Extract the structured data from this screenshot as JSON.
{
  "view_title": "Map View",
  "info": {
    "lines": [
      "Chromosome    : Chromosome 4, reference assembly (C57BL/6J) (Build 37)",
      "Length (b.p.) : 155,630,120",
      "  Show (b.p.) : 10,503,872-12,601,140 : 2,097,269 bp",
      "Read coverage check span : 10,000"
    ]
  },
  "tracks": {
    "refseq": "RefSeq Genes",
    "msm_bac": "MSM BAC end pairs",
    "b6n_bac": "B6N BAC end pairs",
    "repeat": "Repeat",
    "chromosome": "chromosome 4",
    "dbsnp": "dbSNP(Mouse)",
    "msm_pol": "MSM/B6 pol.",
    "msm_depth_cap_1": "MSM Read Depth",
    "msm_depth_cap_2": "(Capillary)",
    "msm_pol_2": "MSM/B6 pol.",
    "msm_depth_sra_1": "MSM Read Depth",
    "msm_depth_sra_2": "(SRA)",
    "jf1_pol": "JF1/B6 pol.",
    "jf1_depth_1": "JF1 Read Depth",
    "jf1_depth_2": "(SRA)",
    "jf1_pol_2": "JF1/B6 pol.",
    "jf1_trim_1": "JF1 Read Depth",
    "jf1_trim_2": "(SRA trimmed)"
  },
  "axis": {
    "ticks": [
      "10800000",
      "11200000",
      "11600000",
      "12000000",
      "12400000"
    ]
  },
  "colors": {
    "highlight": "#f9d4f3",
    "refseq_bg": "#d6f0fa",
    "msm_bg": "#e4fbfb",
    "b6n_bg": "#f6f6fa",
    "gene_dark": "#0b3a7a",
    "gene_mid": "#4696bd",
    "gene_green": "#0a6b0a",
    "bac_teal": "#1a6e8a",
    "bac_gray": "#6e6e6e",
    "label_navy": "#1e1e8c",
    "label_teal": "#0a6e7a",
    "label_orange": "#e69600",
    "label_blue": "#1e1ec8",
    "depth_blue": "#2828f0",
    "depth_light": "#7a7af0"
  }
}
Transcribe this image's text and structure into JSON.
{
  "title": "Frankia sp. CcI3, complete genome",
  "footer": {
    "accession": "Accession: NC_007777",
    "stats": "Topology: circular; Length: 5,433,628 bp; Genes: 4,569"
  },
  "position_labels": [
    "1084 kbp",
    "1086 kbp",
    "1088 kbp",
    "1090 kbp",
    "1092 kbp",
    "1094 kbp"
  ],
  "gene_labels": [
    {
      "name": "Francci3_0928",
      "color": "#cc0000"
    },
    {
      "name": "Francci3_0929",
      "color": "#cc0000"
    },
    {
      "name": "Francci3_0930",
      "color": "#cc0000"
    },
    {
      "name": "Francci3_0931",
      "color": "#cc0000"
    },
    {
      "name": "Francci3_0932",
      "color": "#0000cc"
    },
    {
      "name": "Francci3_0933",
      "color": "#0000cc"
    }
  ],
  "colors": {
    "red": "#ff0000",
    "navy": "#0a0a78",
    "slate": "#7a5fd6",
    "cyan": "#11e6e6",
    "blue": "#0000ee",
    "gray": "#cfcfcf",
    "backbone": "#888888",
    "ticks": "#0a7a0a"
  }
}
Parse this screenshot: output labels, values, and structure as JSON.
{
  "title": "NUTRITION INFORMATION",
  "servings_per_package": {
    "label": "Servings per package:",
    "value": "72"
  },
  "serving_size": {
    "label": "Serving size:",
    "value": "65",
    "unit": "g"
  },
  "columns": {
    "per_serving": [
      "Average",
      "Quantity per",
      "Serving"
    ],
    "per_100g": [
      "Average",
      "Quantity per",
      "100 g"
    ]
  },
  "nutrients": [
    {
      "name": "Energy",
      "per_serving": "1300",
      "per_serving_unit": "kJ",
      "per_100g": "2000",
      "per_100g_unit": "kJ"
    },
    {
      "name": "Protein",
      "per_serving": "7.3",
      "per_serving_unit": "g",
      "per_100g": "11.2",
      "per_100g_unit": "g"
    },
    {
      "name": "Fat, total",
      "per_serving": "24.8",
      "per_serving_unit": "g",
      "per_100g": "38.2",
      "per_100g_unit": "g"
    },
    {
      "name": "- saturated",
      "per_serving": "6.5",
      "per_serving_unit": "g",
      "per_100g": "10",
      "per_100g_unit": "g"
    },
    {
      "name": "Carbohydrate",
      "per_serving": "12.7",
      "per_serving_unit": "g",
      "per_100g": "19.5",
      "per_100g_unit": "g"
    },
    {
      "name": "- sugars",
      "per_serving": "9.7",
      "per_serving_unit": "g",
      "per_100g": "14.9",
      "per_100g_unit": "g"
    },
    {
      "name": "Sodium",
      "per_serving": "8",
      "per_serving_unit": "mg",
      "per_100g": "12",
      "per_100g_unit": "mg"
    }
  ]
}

▬▬▬▬▬▬

WHAT IS REQUIRED: Every line of the listing that holds the word "this" is to be found and copied.

OUTPUT BELOW:
Extract the structured data from this screenshot as JSON.
Transcribe this image's text and structure into JSON.
Parse this screenshot: output labels, values, and structure as JSON.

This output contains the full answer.